• [Problem statement]:
Take the material and output all of it exactly.

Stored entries
=-=-=-=-=

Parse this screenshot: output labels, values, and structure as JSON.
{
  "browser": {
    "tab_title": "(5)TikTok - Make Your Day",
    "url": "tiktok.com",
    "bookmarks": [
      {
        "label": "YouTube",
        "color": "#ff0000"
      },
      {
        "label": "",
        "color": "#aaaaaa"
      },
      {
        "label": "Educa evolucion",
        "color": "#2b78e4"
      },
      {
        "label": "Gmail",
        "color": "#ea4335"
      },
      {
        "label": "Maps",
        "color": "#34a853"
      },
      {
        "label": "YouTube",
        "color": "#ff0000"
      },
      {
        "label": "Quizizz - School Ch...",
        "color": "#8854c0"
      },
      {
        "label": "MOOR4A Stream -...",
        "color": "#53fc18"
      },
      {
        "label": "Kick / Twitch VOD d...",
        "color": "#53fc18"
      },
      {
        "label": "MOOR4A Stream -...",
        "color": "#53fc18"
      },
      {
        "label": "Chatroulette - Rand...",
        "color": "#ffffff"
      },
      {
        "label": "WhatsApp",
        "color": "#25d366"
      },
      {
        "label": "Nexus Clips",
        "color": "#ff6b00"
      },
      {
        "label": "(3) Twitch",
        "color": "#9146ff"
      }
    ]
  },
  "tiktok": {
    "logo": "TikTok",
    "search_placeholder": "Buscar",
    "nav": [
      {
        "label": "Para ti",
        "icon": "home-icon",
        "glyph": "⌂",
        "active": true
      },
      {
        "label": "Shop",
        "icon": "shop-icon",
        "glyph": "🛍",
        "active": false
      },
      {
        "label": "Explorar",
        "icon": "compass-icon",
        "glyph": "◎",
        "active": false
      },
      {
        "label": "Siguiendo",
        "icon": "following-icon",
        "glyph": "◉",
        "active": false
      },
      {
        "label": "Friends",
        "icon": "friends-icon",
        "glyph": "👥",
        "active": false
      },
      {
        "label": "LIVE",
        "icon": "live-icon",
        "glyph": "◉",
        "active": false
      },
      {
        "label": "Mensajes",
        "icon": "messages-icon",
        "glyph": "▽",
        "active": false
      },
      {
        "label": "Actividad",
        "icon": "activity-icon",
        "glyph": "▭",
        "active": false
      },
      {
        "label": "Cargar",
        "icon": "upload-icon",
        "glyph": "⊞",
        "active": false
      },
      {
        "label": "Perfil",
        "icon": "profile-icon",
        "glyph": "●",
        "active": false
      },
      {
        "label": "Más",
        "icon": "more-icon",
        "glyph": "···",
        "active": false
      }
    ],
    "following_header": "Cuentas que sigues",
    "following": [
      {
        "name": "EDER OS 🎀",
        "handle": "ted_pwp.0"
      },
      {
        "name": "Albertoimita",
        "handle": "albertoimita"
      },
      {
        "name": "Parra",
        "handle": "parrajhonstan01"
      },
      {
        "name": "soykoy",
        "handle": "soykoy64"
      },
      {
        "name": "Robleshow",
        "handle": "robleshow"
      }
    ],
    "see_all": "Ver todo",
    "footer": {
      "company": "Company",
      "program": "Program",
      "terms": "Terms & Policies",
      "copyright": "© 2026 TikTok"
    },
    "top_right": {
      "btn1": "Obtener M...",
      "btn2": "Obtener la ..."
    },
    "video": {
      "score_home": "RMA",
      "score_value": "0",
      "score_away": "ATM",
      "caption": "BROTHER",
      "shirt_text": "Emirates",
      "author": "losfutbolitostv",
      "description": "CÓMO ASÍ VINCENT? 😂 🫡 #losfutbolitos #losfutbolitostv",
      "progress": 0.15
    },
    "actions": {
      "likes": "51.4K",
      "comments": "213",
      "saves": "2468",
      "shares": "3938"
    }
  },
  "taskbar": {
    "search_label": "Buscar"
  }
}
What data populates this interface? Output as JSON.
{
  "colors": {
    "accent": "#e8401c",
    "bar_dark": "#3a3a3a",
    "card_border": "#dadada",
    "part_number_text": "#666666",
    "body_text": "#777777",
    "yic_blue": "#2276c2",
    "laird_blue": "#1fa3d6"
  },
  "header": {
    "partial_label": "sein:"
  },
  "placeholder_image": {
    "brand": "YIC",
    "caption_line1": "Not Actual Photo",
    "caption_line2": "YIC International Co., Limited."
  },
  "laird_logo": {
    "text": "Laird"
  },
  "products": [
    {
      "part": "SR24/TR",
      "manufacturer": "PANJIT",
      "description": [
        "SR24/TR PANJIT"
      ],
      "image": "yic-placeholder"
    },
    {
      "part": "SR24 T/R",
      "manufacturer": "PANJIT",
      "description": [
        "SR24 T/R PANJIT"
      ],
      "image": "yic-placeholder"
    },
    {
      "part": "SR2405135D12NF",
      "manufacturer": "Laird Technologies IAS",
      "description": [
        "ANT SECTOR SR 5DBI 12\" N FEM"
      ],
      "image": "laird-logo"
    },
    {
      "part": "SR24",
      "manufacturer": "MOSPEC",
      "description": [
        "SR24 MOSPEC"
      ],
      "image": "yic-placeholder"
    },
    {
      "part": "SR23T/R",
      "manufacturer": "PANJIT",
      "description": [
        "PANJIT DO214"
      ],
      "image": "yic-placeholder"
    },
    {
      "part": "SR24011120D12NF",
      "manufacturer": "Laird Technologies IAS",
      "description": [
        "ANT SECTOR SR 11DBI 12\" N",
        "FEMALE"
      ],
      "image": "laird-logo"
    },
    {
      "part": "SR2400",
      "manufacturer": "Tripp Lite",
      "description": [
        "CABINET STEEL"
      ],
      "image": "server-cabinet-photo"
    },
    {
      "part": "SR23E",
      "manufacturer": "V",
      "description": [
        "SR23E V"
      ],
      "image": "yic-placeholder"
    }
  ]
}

=-=-=-=-=

• [Completed exercise]:
Parse this screenshot: output labels, values, and structure as JSON.
{
  "browser": {
    "tab_title": "(5)TikTok - Make Your Day",
    "url": "tiktok.com",
    "bookmarks": [
      {
        "label": "YouTube",
        "color": "#ff0000"
      },
      {
        "label": "",
        "color": "#aaaaaa"
      },
      {
        "label": "Educa evolucion",
        "color": "#2b78e4"
      },
      {
        "label": "Gmail",
        "color": "#ea4335"
      },
      {
        "label": "Maps",
        "color": "#34a853"
      },
      {
        "label": "YouTube",
        "color": "#ff0000"
      },
      {
        "label": "Quizizz - School Ch...",
        "color": "#8854c0"
      },
      {
        "label": "MOOR4A Stream -...",
        "color": "#53fc18"
      },
      {
        "label": "Kick / Twitch VOD d...",
        "color": "#53fc18"
      },
      {
        "label": "MOOR4A Stream -...",
        "color": "#53fc18"
      },
      {
        "label": "Chatroulette - Rand...",
        "color": "#ffffff"
      },
      {
        "label": "WhatsApp",
        "color": "#25d366"
      },
      {
        "label": "Nexus Clips",
        "color": "#ff6b00"
      },
      {
        "label": "(3) Twitch",
        "color": "#9146ff"
      }
    ]
  },
  "tiktok": {
    "logo": "TikTok",
    "search_placeholder": "Buscar",
    "nav": [
      {
        "label": "Para ti",
        "icon": "home-icon",
        "glyph": "⌂",
        "active": true
      },
      {
        "label": "Shop",
        "icon": "shop-icon",
        "glyph": "🛍",
        "active": false
      },
      {
        "label": "Explorar",
        "icon": "compass-icon",
        "glyph": "◎",
        "active": false
      },
      {
        "label": "Siguiendo",
        "icon": "following-icon",
        "glyph": "◉",
        "active": false
      },
      {
        "label": "Friends",
        "icon": "friends-icon",
        "glyph": "👥",
        "active": false
      },
      {
        "label": "LIVE",
        "icon": "live-icon",
        "glyph": "◉",
        "active": false
      },
      {
        "label": "Mensajes",
        "icon": "messages-icon",
        "glyph": "▽",
        "active": false
      },
      {
        "label": "Actividad",
        "icon": "activity-icon",
        "glyph": "▭",
        "active": false
      },
      {
        "label": "Cargar",
        "icon": "upload-icon",
        "glyph": "⊞",
        "active": false
      },
      {
        "label": "Perfil",
        "icon": "profile-icon",
        "glyph": "●",
        "active": false
      },
      {
        "label": "Más",
        "icon": "more-icon",
        "glyph": "···",
        "active": false
      }
    ],
    "following_header": "Cuentas que sigues",
    "following": [
      {
        "name": "EDER OS 🎀",
        "handle": "ted_pwp.0"
      },
      {
        "name": "Albertoimita",
        "handle": "albertoimita"
      },
      {
        "name": "Parra",
        "handle": "parrajhonstan01"
      },
      {
        "name": "soykoy",
        "handle": "soykoy64"
      },
      {
        "name": "Robleshow",
        "handle": "robleshow"
      }
    ],
    "see_all": "Ver todo",
    "footer": {
      "company": "Company",
      "program": "Program",
      "terms": "Terms & Policies",
      "copyright": "© 2026 TikTok"
    },
    "top_right": {
      "btn1": "Obtener M...",
      "btn2": "Obtener la ..."
    },
    "video": {
      "score_home": "RMA",
      "score_value": "0",
      "score_away": "ATM",
      "caption": "BROTHER",
      "shirt_text": "Emirates",
      "author": "losfutbolitostv",
      "description": "CÓMO ASÍ VINCENT? 😂 🫡 #losfutbolitos #losfutbolitostv",
      "progress": 0.15
    },
    "actions": {
      "likes": "51.4K",
      "comments": "213",
      "saves": "2468",
      "shares": "3938"
    }
  },
  "taskbar": {
    "search_label": "Buscar"
  }
}
What data populates this interface? Output as JSON.
{
  "colors": {
    "accent": "#e8401c",
    "bar_dark": "#3a3a3a",
    "card_border": "#dadada",
    "part_number_text": "#666666",
    "body_text": "#777777",
    "yic_blue": "#2276c2",
    "laird_blue": "#1fa3d6"
  },
  "header": {
    "partial_label": "sein:"
  },
  "placeholder_image": {
    "brand": "YIC",
    "caption_line1": "Not Actual Photo",
    "caption_line2": "YIC International Co., Limited."
  },
  "laird_logo": {
    "text": "Laird"
  },
  "products": [
    {
      "part": "SR24/TR",
      "manufacturer": "PANJIT",
      "description": [
        "SR24/TR PANJIT"
      ],
      "image": "yic-placeholder"
    },
    {
      "part": "SR24 T/R",
      "manufacturer": "PANJIT",
      "description": [
        "SR24 T/R PANJIT"
      ],
      "image": "yic-placeholder"
    },
    {
      "part": "SR2405135D12NF",
      "manufacturer": "Laird Technologies IAS",
      "description": [
        "ANT SECTOR SR 5DBI 12\" N FEM"
      ],
      "image": "laird-logo"
    },
    {
      "part": "SR24",
      "manufacturer": "MOSPEC",
      "description": [
        "SR24 MOSPEC"
      ],
      "image": "yic-placeholder"
    },
    {
      "part": "SR23T/R",
      "manufacturer": "PANJIT",
      "description": [
        "PANJIT DO214"
      ],
      "image": "yic-placeholder"
    },
    {
      "part": "SR24011120D12NF",
      "manufacturer": "Laird Technologies IAS",
      "description": [
        "ANT SECTOR SR 11DBI 12\" N",
        "FEMALE"
      ],
      "image": "laird-logo"
    },
    {
      "part": "SR2400",
      "manufacturer": "Tripp Lite",
      "description": [
        "CABINET STEEL"
      ],
      "image": "server-cabinet-photo"
    },
    {
      "part": "SR23E",
      "manufacturer": "V",
      "description": [
        "SR23E V"
      ],
      "image": "yic-placeholder"
    }
  ]
}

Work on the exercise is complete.